• _Goal_
Leave out the pictures and copy each record below exactly.

• _Data records_
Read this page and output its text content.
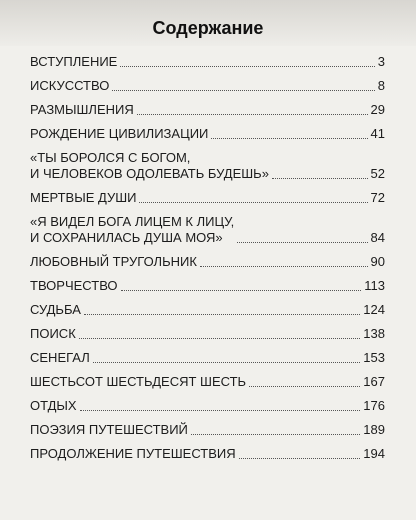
Содержание
ВСТУПЛЕНИЕ	3
ИСКУССТВО	8
РАЗМЫШЛЕНИЯ	29
РОЖДЕНИЕ ЦИВИЛИЗАЦИИ	41
«ТЫ БОРОЛСЯ С БОГОМ,
И ЧЕЛОВЕКОВ ОДОЛЕВАТЬ БУДЕШЬ»	52
МЕРТВЫЕ ДУШИ	72
«Я ВИДЕЛ БОГА ЛИЦЕМ К ЛИЦУ,
И СОХРАНИЛАСЬ ДУША МОЯ»	84
ЛЮБОВНЫЙ ТРУГОЛЬНИК	90
ТВОРЧЕСТВО	113
СУДЬБА	124
ПОИСК	138
СЕНЕГАЛ	153
ШЕСТЬСОТ ШЕСТЬДЕСЯТ ШЕСТЬ	167
ОТДЫХ	176
ПОЭЗИЯ ПУТЕШЕСТВИЙ	189
ПРОДОЛЖЕНИЕ ПУТЕШЕСТВИЯ	194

• _Solution for this problem_
Read this page and output its text content.
Содержание
ВСТУПЛЕНИЕ	3
ИСКУССТВО	8
РАЗМЫШЛЕНИЯ	29
РОЖДЕНИЕ ЦИВИЛИЗАЦИИ	41
«ТЫ БОРОЛСЯ С БОГОМ,
И ЧЕЛОВЕКОВ ОДОЛЕВАТЬ БУДЕШЬ»	52
МЕРТВЫЕ ДУШИ	72
«Я ВИДЕЛ БОГА ЛИЦЕМ К ЛИЦУ,
И СОХРАНИЛАСЬ ДУША МОЯ»	84
ЛЮБОВНЫЙ ТРУГОЛЬНИК	90
ТВОРЧЕСТВО	113
СУДЬБА	124
ПОИСК	138
СЕНЕГАЛ	153
ШЕСТЬСОТ ШЕСТЬДЕСЯТ ШЕСТЬ	167
ОТДЫХ	176
ПОЭЗИЯ ПУТЕШЕСТВИЙ	189
ПРОДОЛЖЕНИЕ ПУТЕШЕСТВИЯ	194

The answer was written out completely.